----- Records to use

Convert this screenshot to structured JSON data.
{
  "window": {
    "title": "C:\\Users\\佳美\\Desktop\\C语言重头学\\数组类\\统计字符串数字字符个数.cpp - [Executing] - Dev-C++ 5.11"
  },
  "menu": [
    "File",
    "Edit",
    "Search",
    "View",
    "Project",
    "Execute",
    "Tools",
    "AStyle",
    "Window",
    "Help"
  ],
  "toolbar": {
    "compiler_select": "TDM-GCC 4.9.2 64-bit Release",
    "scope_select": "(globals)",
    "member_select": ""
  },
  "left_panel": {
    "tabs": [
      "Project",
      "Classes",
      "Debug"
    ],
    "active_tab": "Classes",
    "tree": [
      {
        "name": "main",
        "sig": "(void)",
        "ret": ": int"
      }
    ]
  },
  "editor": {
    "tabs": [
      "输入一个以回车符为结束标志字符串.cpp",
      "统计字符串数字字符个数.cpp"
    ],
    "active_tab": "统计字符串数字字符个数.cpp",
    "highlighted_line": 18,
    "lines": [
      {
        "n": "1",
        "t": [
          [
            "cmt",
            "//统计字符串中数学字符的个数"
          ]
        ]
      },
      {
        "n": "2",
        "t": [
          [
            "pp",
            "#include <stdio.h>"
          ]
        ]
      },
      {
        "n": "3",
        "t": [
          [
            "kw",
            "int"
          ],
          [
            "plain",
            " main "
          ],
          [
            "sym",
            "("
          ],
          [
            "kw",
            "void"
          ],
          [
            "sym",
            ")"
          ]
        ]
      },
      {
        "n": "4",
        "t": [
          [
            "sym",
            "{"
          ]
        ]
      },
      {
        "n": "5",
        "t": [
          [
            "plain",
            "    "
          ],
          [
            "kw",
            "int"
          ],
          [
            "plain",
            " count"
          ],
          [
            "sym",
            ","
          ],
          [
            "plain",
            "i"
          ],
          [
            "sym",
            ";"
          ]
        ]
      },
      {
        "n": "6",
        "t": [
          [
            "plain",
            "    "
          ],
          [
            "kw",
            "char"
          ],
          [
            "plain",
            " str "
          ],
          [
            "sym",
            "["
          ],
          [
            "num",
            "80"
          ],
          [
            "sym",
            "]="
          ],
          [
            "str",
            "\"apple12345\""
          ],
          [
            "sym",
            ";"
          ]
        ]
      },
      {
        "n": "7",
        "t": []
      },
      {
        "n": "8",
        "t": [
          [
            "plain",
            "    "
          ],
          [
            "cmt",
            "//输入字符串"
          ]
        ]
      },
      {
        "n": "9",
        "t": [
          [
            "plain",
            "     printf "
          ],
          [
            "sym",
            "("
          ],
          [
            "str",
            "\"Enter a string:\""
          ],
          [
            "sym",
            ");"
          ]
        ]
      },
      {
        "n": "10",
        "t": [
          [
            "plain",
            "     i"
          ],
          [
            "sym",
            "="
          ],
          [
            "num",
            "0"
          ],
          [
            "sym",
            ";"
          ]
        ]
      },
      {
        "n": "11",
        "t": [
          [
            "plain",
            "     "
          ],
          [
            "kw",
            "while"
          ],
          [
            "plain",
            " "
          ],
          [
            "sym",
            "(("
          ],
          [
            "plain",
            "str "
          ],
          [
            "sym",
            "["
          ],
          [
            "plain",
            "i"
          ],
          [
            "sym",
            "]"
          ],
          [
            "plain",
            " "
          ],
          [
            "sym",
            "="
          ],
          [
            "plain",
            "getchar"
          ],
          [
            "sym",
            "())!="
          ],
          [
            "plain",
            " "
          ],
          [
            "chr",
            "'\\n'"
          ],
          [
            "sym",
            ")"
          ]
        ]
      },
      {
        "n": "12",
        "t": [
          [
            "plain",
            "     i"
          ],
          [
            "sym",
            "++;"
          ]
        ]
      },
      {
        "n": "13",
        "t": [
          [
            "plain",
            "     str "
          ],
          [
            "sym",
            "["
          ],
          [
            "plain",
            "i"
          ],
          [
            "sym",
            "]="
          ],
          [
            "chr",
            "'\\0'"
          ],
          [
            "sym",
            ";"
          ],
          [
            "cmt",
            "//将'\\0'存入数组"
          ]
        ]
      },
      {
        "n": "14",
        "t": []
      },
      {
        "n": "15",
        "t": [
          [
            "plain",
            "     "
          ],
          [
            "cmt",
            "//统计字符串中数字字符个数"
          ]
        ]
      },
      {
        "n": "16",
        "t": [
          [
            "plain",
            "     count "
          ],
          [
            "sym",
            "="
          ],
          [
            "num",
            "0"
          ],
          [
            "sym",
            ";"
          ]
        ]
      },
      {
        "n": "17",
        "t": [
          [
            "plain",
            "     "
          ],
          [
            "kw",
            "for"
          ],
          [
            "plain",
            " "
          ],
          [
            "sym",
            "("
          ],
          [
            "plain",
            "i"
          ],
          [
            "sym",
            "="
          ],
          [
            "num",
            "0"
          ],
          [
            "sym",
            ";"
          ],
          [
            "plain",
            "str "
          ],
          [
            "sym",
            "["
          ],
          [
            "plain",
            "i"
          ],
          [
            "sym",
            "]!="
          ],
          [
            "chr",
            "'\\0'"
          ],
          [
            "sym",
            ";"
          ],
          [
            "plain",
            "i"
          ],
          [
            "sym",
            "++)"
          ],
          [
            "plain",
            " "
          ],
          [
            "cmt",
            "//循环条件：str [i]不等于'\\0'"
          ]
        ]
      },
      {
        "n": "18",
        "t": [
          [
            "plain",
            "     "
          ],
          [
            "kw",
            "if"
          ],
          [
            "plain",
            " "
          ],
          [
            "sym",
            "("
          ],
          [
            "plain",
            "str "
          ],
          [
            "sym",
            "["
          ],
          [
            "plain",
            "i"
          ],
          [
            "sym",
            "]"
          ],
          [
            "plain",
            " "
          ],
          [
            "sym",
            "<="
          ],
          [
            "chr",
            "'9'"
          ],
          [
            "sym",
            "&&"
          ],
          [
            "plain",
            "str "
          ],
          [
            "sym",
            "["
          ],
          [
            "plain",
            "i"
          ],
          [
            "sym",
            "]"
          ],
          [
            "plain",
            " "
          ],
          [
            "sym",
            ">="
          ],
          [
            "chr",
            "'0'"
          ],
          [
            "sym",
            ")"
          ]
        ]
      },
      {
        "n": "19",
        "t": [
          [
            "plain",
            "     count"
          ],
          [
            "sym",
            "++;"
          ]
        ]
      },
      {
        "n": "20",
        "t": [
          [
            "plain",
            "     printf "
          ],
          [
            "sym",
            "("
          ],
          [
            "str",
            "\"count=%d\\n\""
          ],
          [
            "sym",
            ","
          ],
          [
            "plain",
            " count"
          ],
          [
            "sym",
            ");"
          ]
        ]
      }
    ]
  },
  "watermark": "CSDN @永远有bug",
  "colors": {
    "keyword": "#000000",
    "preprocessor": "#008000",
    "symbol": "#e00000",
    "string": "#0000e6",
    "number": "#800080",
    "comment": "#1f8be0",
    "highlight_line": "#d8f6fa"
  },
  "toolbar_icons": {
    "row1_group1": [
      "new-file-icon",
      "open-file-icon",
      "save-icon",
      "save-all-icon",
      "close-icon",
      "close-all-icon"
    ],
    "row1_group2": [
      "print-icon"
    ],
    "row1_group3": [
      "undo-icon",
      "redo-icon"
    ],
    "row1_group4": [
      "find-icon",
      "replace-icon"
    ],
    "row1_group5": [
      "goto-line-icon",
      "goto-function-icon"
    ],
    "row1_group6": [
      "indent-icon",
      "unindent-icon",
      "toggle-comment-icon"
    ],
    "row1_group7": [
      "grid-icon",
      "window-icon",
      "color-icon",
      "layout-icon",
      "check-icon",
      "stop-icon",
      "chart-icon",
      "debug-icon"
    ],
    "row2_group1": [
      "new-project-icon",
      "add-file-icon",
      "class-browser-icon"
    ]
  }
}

----------

** Your goal **
Which lines above contain "comment"? Show each of them.

** Solution to this task **
    "comment": "#1f8be0",
      "toggle-comment-icon"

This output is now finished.